» **WHAT THE TASK ASKS**: Work through the data line by line, gathering every line that has the word "name".

[Dataset listings of figures]
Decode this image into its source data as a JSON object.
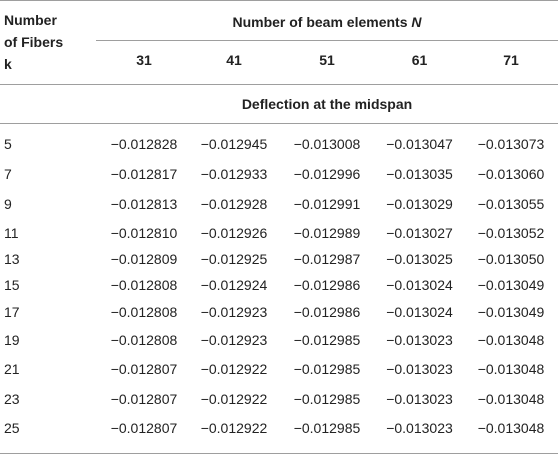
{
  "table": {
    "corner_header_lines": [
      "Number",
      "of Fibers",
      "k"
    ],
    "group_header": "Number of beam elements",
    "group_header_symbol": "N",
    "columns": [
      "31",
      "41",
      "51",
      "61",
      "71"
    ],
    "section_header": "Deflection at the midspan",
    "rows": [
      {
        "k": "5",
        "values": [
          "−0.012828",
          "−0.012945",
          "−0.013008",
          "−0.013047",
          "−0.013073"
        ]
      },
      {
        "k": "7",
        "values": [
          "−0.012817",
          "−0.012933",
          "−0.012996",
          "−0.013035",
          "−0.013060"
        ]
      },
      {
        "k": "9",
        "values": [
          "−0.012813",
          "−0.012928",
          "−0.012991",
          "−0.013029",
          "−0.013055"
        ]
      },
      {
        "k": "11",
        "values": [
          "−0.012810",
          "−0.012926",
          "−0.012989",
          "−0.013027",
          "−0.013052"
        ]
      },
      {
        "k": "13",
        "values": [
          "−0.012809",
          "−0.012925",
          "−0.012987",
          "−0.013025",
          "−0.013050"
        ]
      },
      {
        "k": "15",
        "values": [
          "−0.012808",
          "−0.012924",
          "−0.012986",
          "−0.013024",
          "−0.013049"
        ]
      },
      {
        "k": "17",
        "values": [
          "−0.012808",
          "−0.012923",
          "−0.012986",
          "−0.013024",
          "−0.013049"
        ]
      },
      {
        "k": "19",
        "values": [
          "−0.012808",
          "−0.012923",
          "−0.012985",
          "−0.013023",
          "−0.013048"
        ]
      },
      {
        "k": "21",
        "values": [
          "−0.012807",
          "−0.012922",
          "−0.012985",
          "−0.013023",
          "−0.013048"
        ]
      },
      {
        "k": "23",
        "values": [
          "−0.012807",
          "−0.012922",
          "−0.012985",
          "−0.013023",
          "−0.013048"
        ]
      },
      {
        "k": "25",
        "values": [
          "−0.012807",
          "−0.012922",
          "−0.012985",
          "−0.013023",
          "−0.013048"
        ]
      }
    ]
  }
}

==

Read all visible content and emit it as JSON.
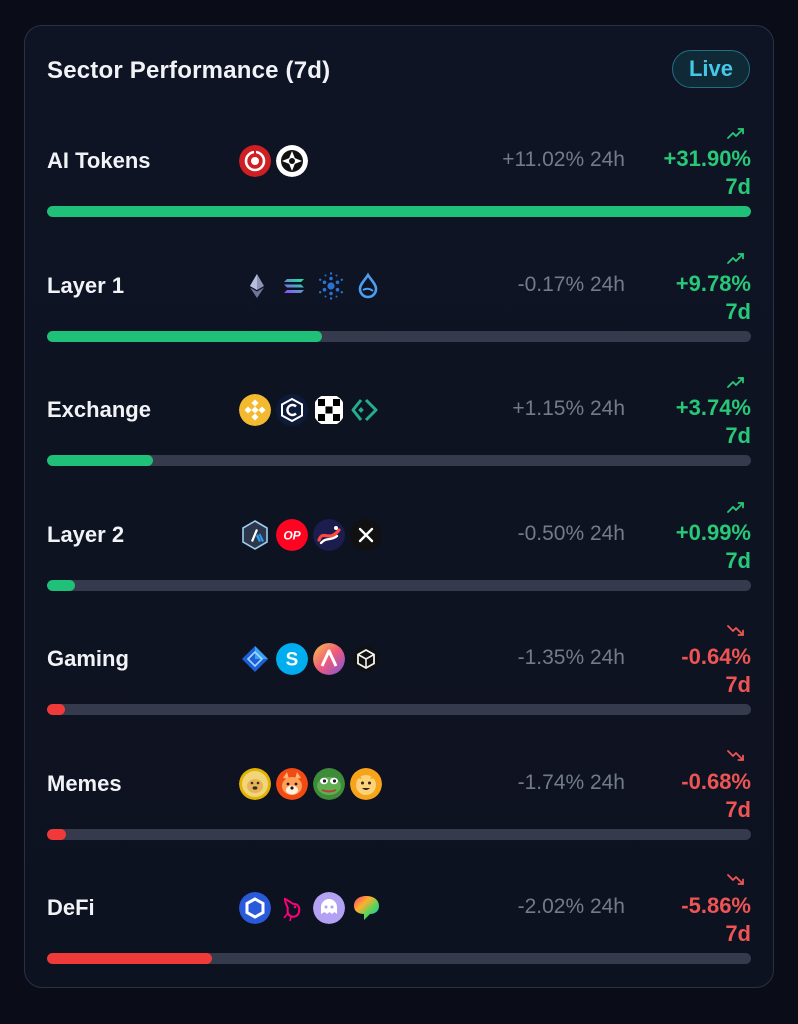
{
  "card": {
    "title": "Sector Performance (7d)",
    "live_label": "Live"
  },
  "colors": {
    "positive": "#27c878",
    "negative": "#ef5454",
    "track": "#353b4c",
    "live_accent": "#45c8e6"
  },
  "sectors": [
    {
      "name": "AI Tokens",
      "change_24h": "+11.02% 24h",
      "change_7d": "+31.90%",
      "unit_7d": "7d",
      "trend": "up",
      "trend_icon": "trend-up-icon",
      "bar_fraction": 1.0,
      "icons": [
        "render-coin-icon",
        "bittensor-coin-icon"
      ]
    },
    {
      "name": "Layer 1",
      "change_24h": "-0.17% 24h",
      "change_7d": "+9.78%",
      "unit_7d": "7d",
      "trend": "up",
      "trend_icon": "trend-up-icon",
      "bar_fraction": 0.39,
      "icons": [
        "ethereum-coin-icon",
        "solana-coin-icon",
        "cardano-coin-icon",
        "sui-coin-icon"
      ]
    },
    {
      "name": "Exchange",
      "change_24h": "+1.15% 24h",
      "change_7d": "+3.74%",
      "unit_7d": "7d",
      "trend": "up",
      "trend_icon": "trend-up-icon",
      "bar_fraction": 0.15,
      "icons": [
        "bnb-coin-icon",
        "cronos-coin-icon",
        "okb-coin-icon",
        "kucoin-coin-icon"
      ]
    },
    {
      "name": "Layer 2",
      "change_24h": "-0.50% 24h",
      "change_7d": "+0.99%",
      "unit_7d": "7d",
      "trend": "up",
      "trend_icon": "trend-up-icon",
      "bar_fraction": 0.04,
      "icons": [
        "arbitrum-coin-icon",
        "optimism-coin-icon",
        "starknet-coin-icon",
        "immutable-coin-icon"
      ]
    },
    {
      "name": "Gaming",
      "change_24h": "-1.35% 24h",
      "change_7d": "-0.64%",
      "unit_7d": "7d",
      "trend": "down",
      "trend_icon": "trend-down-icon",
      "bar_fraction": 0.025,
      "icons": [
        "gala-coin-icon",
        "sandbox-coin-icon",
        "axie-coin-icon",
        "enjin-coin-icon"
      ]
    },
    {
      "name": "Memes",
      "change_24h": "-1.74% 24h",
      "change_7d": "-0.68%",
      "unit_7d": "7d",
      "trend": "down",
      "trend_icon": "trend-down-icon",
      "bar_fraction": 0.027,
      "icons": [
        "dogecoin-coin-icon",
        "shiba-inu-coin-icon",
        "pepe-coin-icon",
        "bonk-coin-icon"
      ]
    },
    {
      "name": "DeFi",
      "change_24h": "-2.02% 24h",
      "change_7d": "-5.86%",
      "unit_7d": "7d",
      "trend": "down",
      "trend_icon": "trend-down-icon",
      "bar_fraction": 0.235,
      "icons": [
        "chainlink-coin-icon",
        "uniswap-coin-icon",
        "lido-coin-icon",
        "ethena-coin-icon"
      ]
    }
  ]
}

» **WORKED ANSWER**:
      "name": "AI Tokens",
      "name": "Layer 1",
      "name": "Exchange",
      "name": "Layer 2",
      "name": "Gaming",
      "name": "Memes",
      "name": "DeFi",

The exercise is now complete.